EXERCISE INSTRUCTIONS
Repeat every line of the listing below exactly, minus the pictures.

DATA EXCERPTS
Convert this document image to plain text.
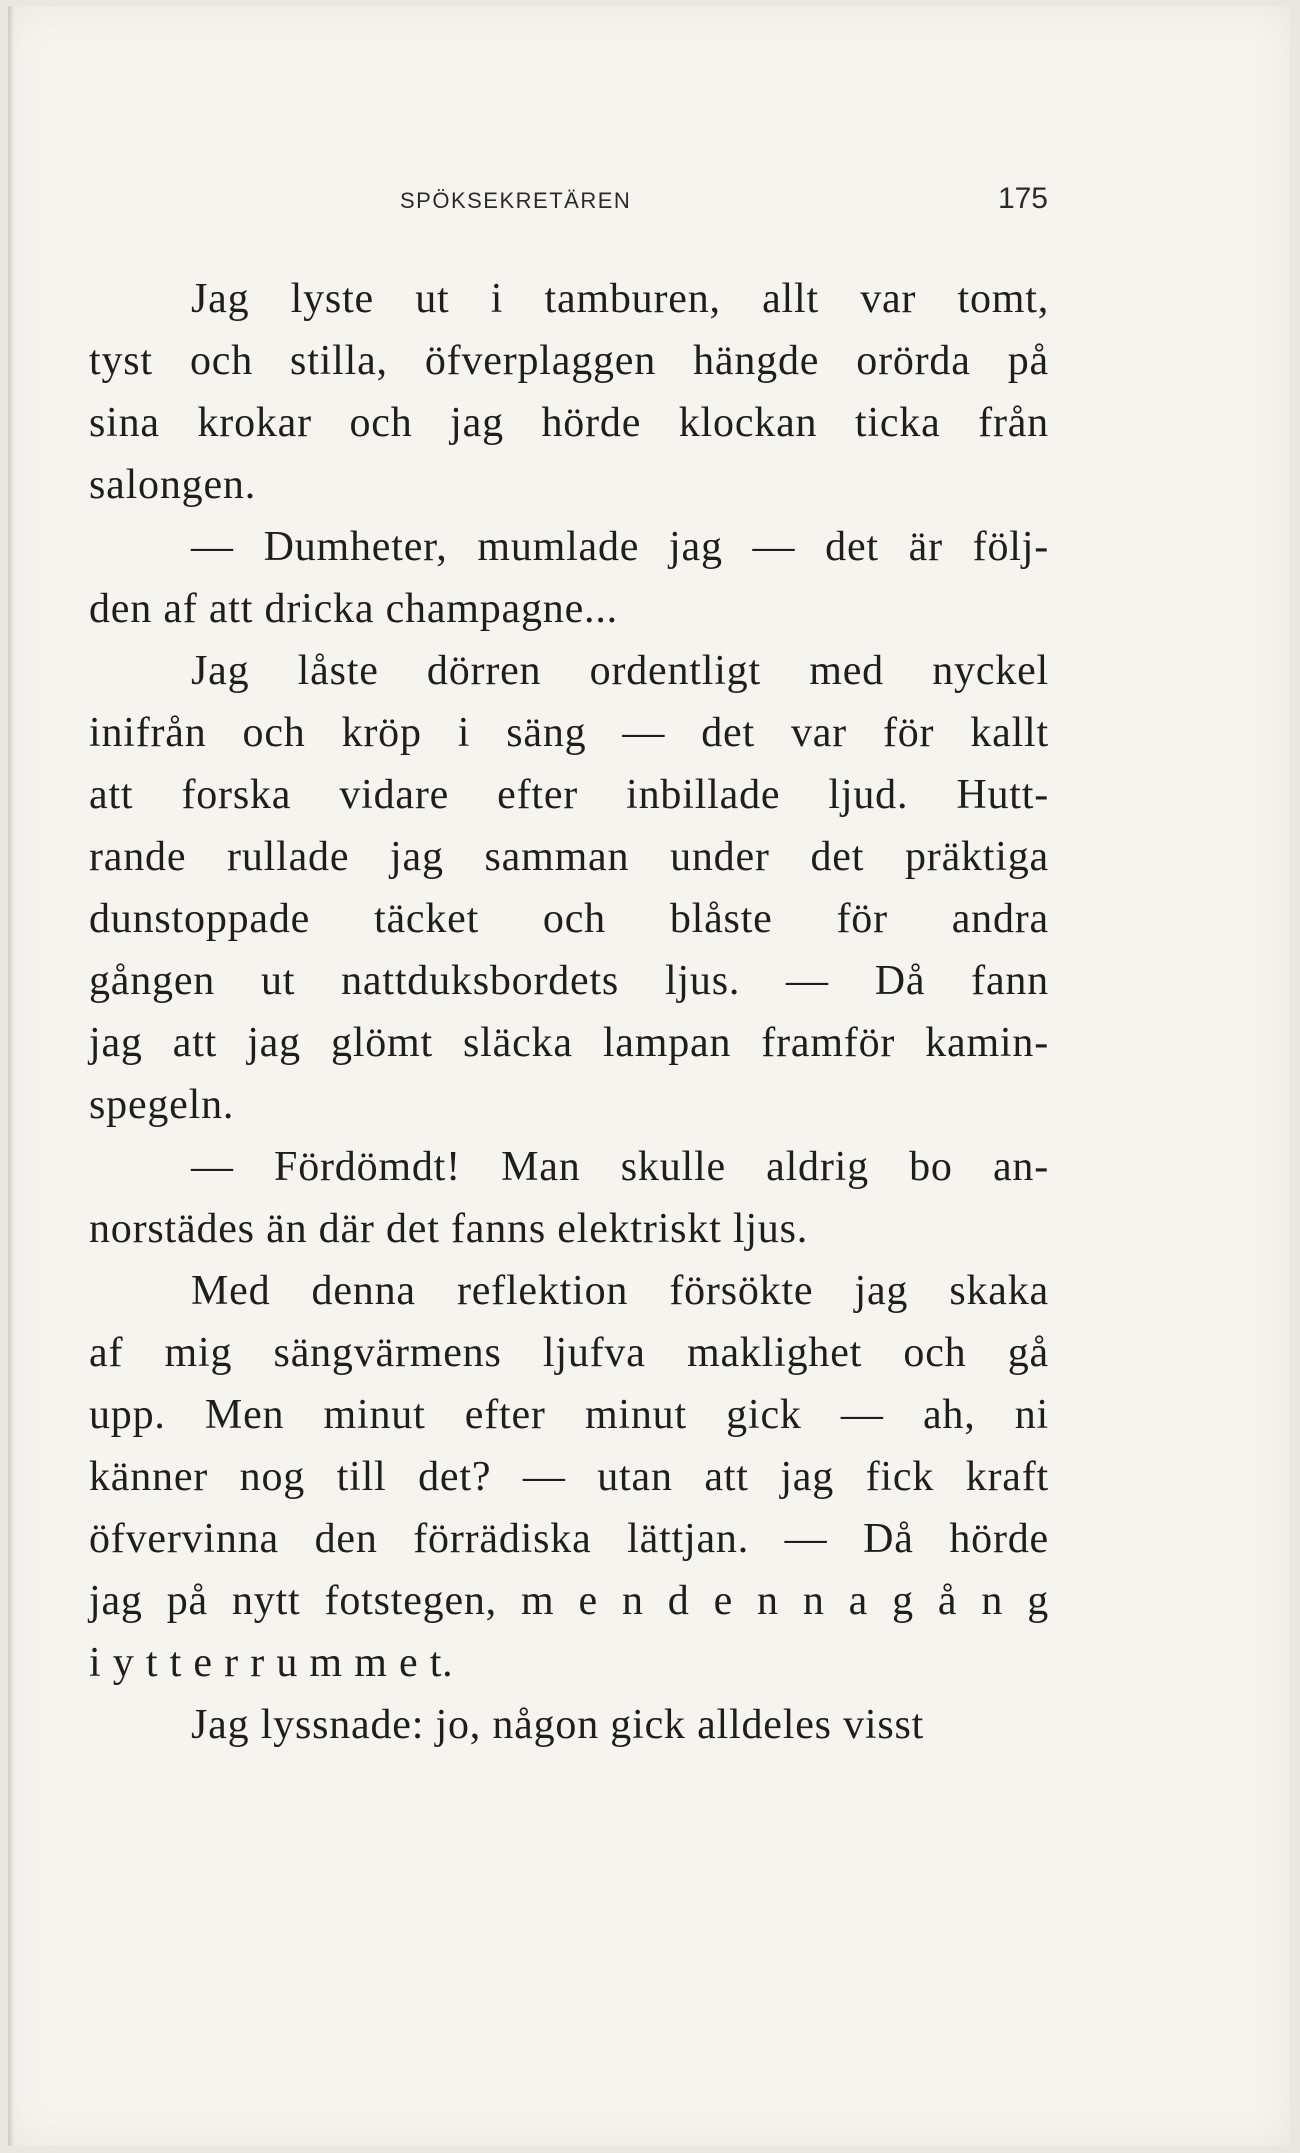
SPÖKSEKRETÄREN	175
Jag lyste ut i tamburen, allt var tomt,
tyst och stilla, öfverplaggen hängde orörda på
sina krokar och jag hörde klockan ticka från
salongen.
— Dumheter, mumlade jag — det är följ-
den af att dricka champagne...
Jag låste dörren ordentligt med nyckel
inifrån och kröp i säng — det var för kallt
att forska vidare efter inbillade ljud. Hutt-
rande rullade jag samman under det präktiga
dunstoppade täcket och blåste för andra
gången ut nattduksbordets ljus. — Då fann
jag att jag glömt släcka lampan framför kamin-
spegeln.
— Fördömdt! Man skulle aldrig bo an-
norstädes än där det fanns elektriskt ljus.
Med denna reflektion försökte jag skaka
af mig sängvärmens ljufva maklighet och gå
upp. Men minut efter minut gick — ah, ni
känner nog till det? — utan att jag fick kraft
öfvervinna den förrädiska lättjan. — Då hörde
jag på nytt fotstegen, m e n d e n n a g å n g
i y t t e r r u m m e t.
Jag lyssnade: jo, någon gick alldeles visst
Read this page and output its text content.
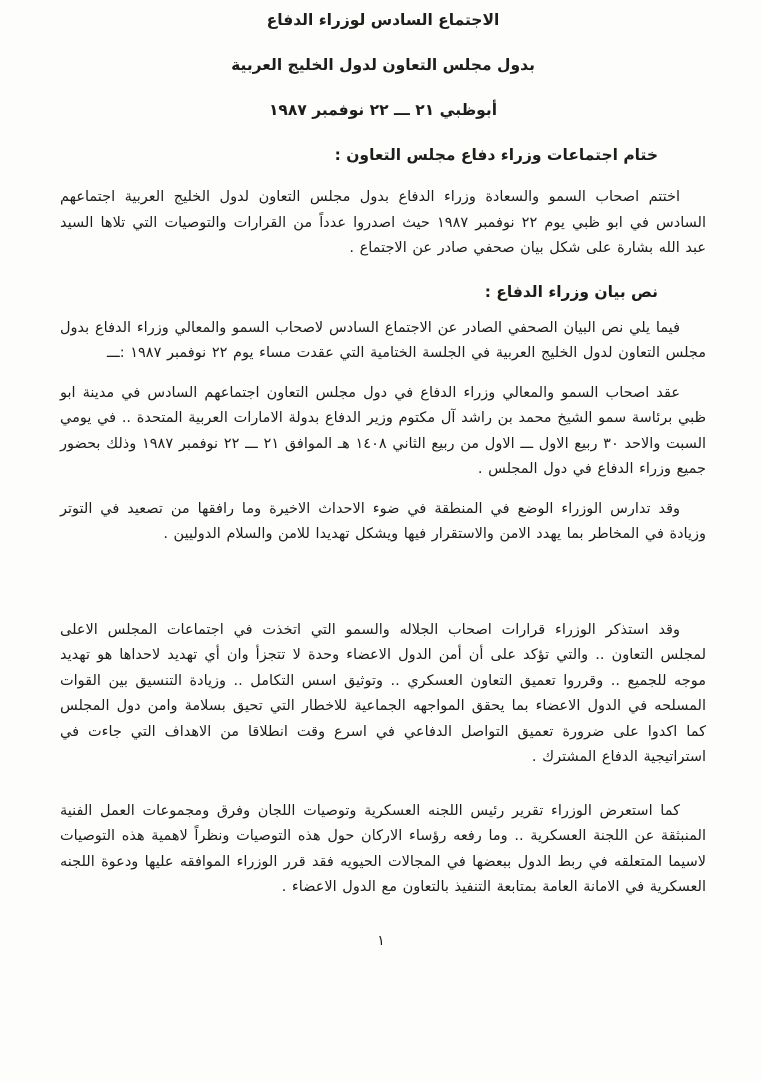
الاجتماع السادس لوزراء الدفاع
بدول مجلس التعاون لدول الخليج العربية
أبوظبي ٢١ ـــ ٢٢ نوفمبر ١٩٨٧
ختام اجتماعات وزراء دفاع مجلس التعاون :

اختتم اصحاب السمو والسعادة وزراء الدفاع بدول مجلس التعاون لدول الخليج العربية اجتماعهم السادس في ابو ظبي يوم ٢٢ نوفمبر ١٩٨٧ حيث اصدروا عدداً من القرارات والتوصيات التي تلاها السيد عبد الله بشارة على شكل بيان صحفي صادر عن الاجتماع .

نص بيان وزراء الدفاع :

فيما يلي نص البيان الصحفي الصادر عن الاجتماع السادس لاصحاب السمو والمعالي وزراء الدفاع بدول مجلس التعاون لدول الخليج العربية في الجلسة الختامية التي عقدت مساء يوم ٢٢ نوفمبر ١٩٨٧ :ـــ

عقد اصحاب السمو والمعالي وزراء الدفاع في دول مجلس التعاون اجتماعهم السادس في مدينة ابو ظبي برئاسة سمو الشيخ محمد بن راشد آل مكتوم وزير الدفاع بدولة الامارات العربية المتحدة .. في يومي السبت والاحد ٣٠ ربيع الاول ـــ الاول من ربيع الثاني ١٤٠٨ هـ الموافق ٢١ ـــ ٢٢ نوفمبر ١٩٨٧ وذلك بحضور جميع وزراء الدفاع في دول المجلس .

وقد تدارس الوزراء الوضع في المنطقة في ضوء الاحداث الاخيرة وما رافقها من تصعيد في التوتر وزيادة في المخاطر بما يهدد الامن والاستقرار فيها ويشكل تهديدا للامن والسلام الدوليين .

وقد استذكر الوزراء قرارات اصحاب الجلاله والسمو التي اتخذت في اجتماعات المجلس الاعلى لمجلس التعاون .. والتي تؤكد على أن أمن الدول الاعضاء وحدة لا تتجزأ وان أي تهديد لاحداها هو تهديد موجه للجميع .. وقرروا تعميق التعاون العسكري .. وتوثيق اسس التكامل .. وزيادة التنسيق بين القوات المسلحه في الدول الاعضاء بما يحقق المواجهه الجماعية للاخطار التي تحيق بسلامة وامن دول المجلس كما اكدوا على ضرورة تعميق التواصل الدفاعي في اسرع وقت انطلاقا من الاهداف التي جاءت في استراتيجية الدفاع المشترك .

كما استعرض الوزراء تقرير رئيس اللجنه العسكرية وتوصيات اللجان وفرق ومجموعات العمل الفنية المنبثقة عن اللجنة العسكرية .. وما رفعه رؤساء الاركان حول هذه التوصيات ونظراً لاهمية هذه التوصيات لاسيما المتعلقه في ربط الدول ببعضها في المجالات الحيويه فقد قرر الوزراء الموافقه عليها ودعوة اللجنه العسكرية في الامانة العامة بمتابعة التنفيذ بالتعاون مع الدول الاعضاء .

١
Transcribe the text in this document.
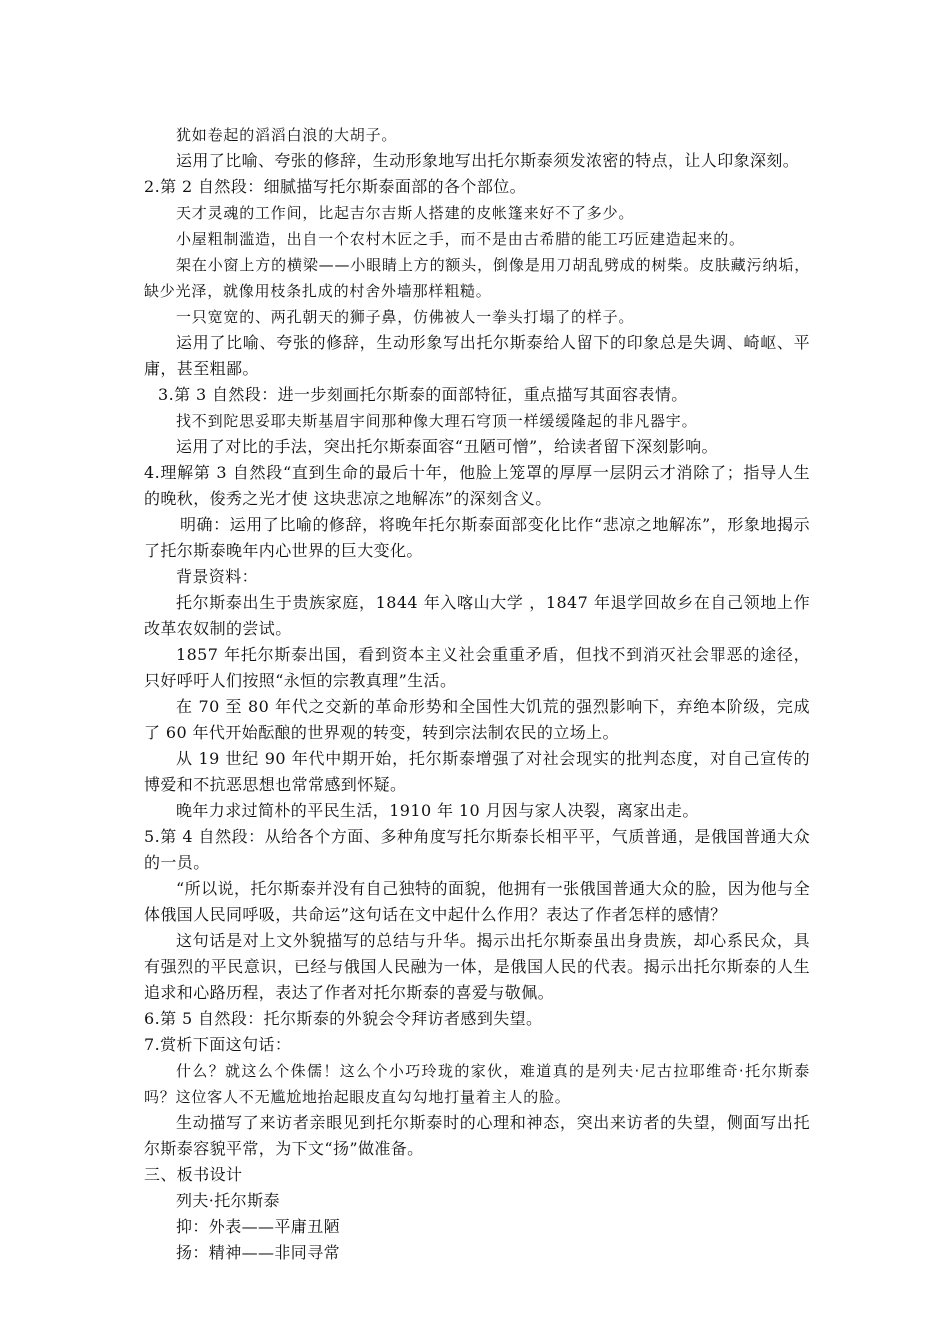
犹如卷起的滔滔白浪的大胡子。

运用了比喻、夸张的修辞，生动形象地写出托尔斯泰须发浓密的特点，让人印象深刻。

2.第 2 自然段：细腻描写托尔斯泰面部的各个部位。

天才灵魂的工作间，比起吉尔吉斯人搭建的皮帐篷来好不了多少。

小屋粗制滥造，出自一个农村木匠之手，而不是由古希腊的能工巧匠建造起来的。

架在小窗上方的横梁——小眼睛上方的额头，倒像是用刀胡乱劈成的树柴。皮肤藏污纳垢，缺少光泽，就像用枝条扎成的村舍外墙那样粗糙。

一只宽宽的、两孔朝天的狮子鼻，仿佛被人一拳头打塌了的样子。

运用了比喻、夸张的修辞，生动形象写出托尔斯泰给人留下的印象总是失调、崎岖、平庸，甚至粗鄙。

3.第 3 自然段：进一步刻画托尔斯泰的面部特征，重点描写其面容表情。

找不到陀思妥耶夫斯基眉宇间那种像大理石穹顶一样缓缓隆起的非凡器宇。

运用了对比的手法，突出托尔斯泰面容“丑陋可憎”，给读者留下深刻影响。

4.理解第 3 自然段“直到生命的最后十年，他脸上笼罩的厚厚一层阴云才消除了；指导人生的晚秋，俊秀之光才使 这块悲凉之地解冻”的深刻含义。

明确：运用了比喻的修辞，将晚年托尔斯泰面部变化比作“悲凉之地解冻”，形象地揭示了托尔斯泰晚年内心世界的巨大变化。

背景资料：

托尔斯泰出生于贵族家庭，1844 年入喀山大学 ，1847 年退学回故乡在自己领地上作改革农奴制的尝试。

1857 年托尔斯泰出国，看到资本主义社会重重矛盾，但找不到消灭社会罪恶的途径，只好呼吁人们按照“永恒的宗教真理”生活。

在 70 至 80 年代之交新的革命形势和全国性大饥荒的强烈影响下，弃绝本阶级，完成了 60 年代开始酝酿的世界观的转变，转到宗法制农民的立场上。

从 19 世纪 90 年代中期开始，托尔斯泰增强了对社会现实的批判态度，对自己宣传的博爱和不抗恶思想也常常感到怀疑。

晚年力求过简朴的平民生活，1910 年 10 月因与家人决裂，离家出走。

5.第 4 自然段：从给各个方面、多种角度写托尔斯泰长相平平，气质普通，是俄国普通大众的一员。

“所以说，托尔斯泰并没有自己独特的面貌，他拥有一张俄国普通大众的脸，因为他与全体俄国人民同呼吸，共命运”这句话在文中起什么作用？表达了作者怎样的感情？

这句话是对上文外貌描写的总结与升华。揭示出托尔斯泰虽出身贵族，却心系民众，具有强烈的平民意识，已经与俄国人民融为一体，是俄国人民的代表。揭示出托尔斯泰的人生追求和心路历程，表达了作者对托尔斯泰的喜爱与敬佩。

6.第 5 自然段：托尔斯泰的外貌会令拜访者感到失望。

7.赏析下面这句话：

什么？就这么个侏儒！这么个小巧玲珑的家伙，难道真的是列夫·尼古拉耶维奇·托尔斯泰吗？这位客人不无尴尬地抬起眼皮直勾勾地打量着主人的脸。

生动描写了来访者亲眼见到托尔斯泰时的心理和神态，突出来访者的失望，侧面写出托尔斯泰容貌平常，为下文“扬”做准备。

三、板书设计

列夫·托尔斯泰

抑：外表——平庸丑陋

扬：精神——非同寻常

ANSWER IN FULL
Convert this document image to plain text.
SPÖKSEKRETÄREN	175
Jag lyste ut i tamburen, allt var tomt,
tyst och stilla, öfverplaggen hängde orörda på
sina krokar och jag hörde klockan ticka från
salongen.
— Dumheter, mumlade jag — det är följ-
den af att dricka champagne...
Jag låste dörren ordentligt med nyckel
inifrån och kröp i säng — det var för kallt
att forska vidare efter inbillade ljud. Hutt-
rande rullade jag samman under det präktiga
dunstoppade täcket och blåste för andra
gången ut nattduksbordets ljus. — Då fann
jag att jag glömt släcka lampan framför kamin-
spegeln.
— Fördömdt! Man skulle aldrig bo an-
norstädes än där det fanns elektriskt ljus.
Med denna reflektion försökte jag skaka
af mig sängvärmens ljufva maklighet och gå
upp. Men minut efter minut gick — ah, ni
känner nog till det? — utan att jag fick kraft
öfvervinna den förrädiska lättjan. — Då hörde
jag på nytt fotstegen, m e n d e n n a g å n g
i y t t e r r u m m e t.
Jag lyssnade: jo, någon gick alldeles visst
Read this page and output its text content.
الاجتماع السادس لوزراء الدفاع
بدول مجلس التعاون لدول الخليج العربية
أبوظبي ٢١ ـــ ٢٢ نوفمبر ١٩٨٧
ختام اجتماعات وزراء دفاع مجلس التعاون :

اختتم اصحاب السمو والسعادة وزراء الدفاع بدول مجلس التعاون لدول الخليج العربية اجتماعهم السادس في ابو ظبي يوم ٢٢ نوفمبر ١٩٨٧ حيث اصدروا عدداً من القرارات والتوصيات التي تلاها السيد عبد الله بشارة على شكل بيان صحفي صادر عن الاجتماع .

نص بيان وزراء الدفاع :

فيما يلي نص البيان الصحفي الصادر عن الاجتماع السادس لاصحاب السمو والمعالي وزراء الدفاع بدول مجلس التعاون لدول الخليج العربية في الجلسة الختامية التي عقدت مساء يوم ٢٢ نوفمبر ١٩٨٧ :ـــ

عقد اصحاب السمو والمعالي وزراء الدفاع في دول مجلس التعاون اجتماعهم السادس في مدينة ابو ظبي برئاسة سمو الشيخ محمد بن راشد آل مكتوم وزير الدفاع بدولة الامارات العربية المتحدة .. في يومي السبت والاحد ٣٠ ربيع الاول ـــ الاول من ربيع الثاني ١٤٠٨ هـ الموافق ٢١ ـــ ٢٢ نوفمبر ١٩٨٧ وذلك بحضور جميع وزراء الدفاع في دول المجلس .

وقد تدارس الوزراء الوضع في المنطقة في ضوء الاحداث الاخيرة وما رافقها من تصعيد في التوتر وزيادة في المخاطر بما يهدد الامن والاستقرار فيها ويشكل تهديدا للامن والسلام الدوليين .

وقد استذكر الوزراء قرارات اصحاب الجلاله والسمو التي اتخذت في اجتماعات المجلس الاعلى لمجلس التعاون .. والتي تؤكد على أن أمن الدول الاعضاء وحدة لا تتجزأ وان أي تهديد لاحداها هو تهديد موجه للجميع .. وقرروا تعميق التعاون العسكري .. وتوثيق اسس التكامل .. وزيادة التنسيق بين القوات المسلحه في الدول الاعضاء بما يحقق المواجهه الجماعية للاخطار التي تحيق بسلامة وامن دول المجلس كما اكدوا على ضرورة تعميق التواصل الدفاعي في اسرع وقت انطلاقا من الاهداف التي جاءت في استراتيجية الدفاع المشترك .

كما استعرض الوزراء تقرير رئيس اللجنه العسكرية وتوصيات اللجان وفرق ومجموعات العمل الفنية المنبثقة عن اللجنة العسكرية .. وما رفعه رؤساء الاركان حول هذه التوصيات ونظراً لاهمية هذه التوصيات لاسيما المتعلقه في ربط الدول ببعضها في المجالات الحيويه فقد قرر الوزراء الموافقه عليها ودعوة اللجنه العسكرية في الامانة العامة بمتابعة التنفيذ بالتعاون مع الدول الاعضاء .

١
Transcribe the text in this document.
犹如卷起的滔滔白浪的大胡子。

运用了比喻、夸张的修辞，生动形象地写出托尔斯泰须发浓密的特点，让人印象深刻。

2.第 2 自然段：细腻描写托尔斯泰面部的各个部位。

天才灵魂的工作间，比起吉尔吉斯人搭建的皮帐篷来好不了多少。

小屋粗制滥造，出自一个农村木匠之手，而不是由古希腊的能工巧匠建造起来的。

架在小窗上方的横梁——小眼睛上方的额头，倒像是用刀胡乱劈成的树柴。皮肤藏污纳垢，缺少光泽，就像用枝条扎成的村舍外墙那样粗糙。

一只宽宽的、两孔朝天的狮子鼻，仿佛被人一拳头打塌了的样子。

运用了比喻、夸张的修辞，生动形象写出托尔斯泰给人留下的印象总是失调、崎岖、平庸，甚至粗鄙。

3.第 3 自然段：进一步刻画托尔斯泰的面部特征，重点描写其面容表情。

找不到陀思妥耶夫斯基眉宇间那种像大理石穹顶一样缓缓隆起的非凡器宇。

运用了对比的手法，突出托尔斯泰面容“丑陋可憎”，给读者留下深刻影响。

4.理解第 3 自然段“直到生命的最后十年，他脸上笼罩的厚厚一层阴云才消除了；指导人生的晚秋，俊秀之光才使 这块悲凉之地解冻”的深刻含义。

明确：运用了比喻的修辞，将晚年托尔斯泰面部变化比作“悲凉之地解冻”，形象地揭示了托尔斯泰晚年内心世界的巨大变化。

背景资料：

托尔斯泰出生于贵族家庭，1844 年入喀山大学 ，1847 年退学回故乡在自己领地上作改革农奴制的尝试。

1857 年托尔斯泰出国，看到资本主义社会重重矛盾，但找不到消灭社会罪恶的途径，只好呼吁人们按照“永恒的宗教真理”生活。

在 70 至 80 年代之交新的革命形势和全国性大饥荒的强烈影响下，弃绝本阶级，完成了 60 年代开始酝酿的世界观的转变，转到宗法制农民的立场上。

从 19 世纪 90 年代中期开始，托尔斯泰增强了对社会现实的批判态度，对自己宣传的博爱和不抗恶思想也常常感到怀疑。

晚年力求过简朴的平民生活，1910 年 10 月因与家人决裂，离家出走。

5.第 4 自然段：从给各个方面、多种角度写托尔斯泰长相平平，气质普通，是俄国普通大众的一员。

“所以说，托尔斯泰并没有自己独特的面貌，他拥有一张俄国普通大众的脸，因为他与全体俄国人民同呼吸，共命运”这句话在文中起什么作用？表达了作者怎样的感情？

这句话是对上文外貌描写的总结与升华。揭示出托尔斯泰虽出身贵族，却心系民众，具有强烈的平民意识，已经与俄国人民融为一体，是俄国人民的代表。揭示出托尔斯泰的人生追求和心路历程，表达了作者对托尔斯泰的喜爱与敬佩。

6.第 5 自然段：托尔斯泰的外貌会令拜访者感到失望。

7.赏析下面这句话：

什么？就这么个侏儒！这么个小巧玲珑的家伙，难道真的是列夫·尼古拉耶维奇·托尔斯泰吗？这位客人不无尴尬地抬起眼皮直勾勾地打量着主人的脸。

生动描写了来访者亲眼见到托尔斯泰时的心理和神态，突出来访者的失望，侧面写出托尔斯泰容貌平常，为下文“扬”做准备。

三、板书设计

列夫·托尔斯泰

抑：外表——平庸丑陋

扬：精神——非同寻常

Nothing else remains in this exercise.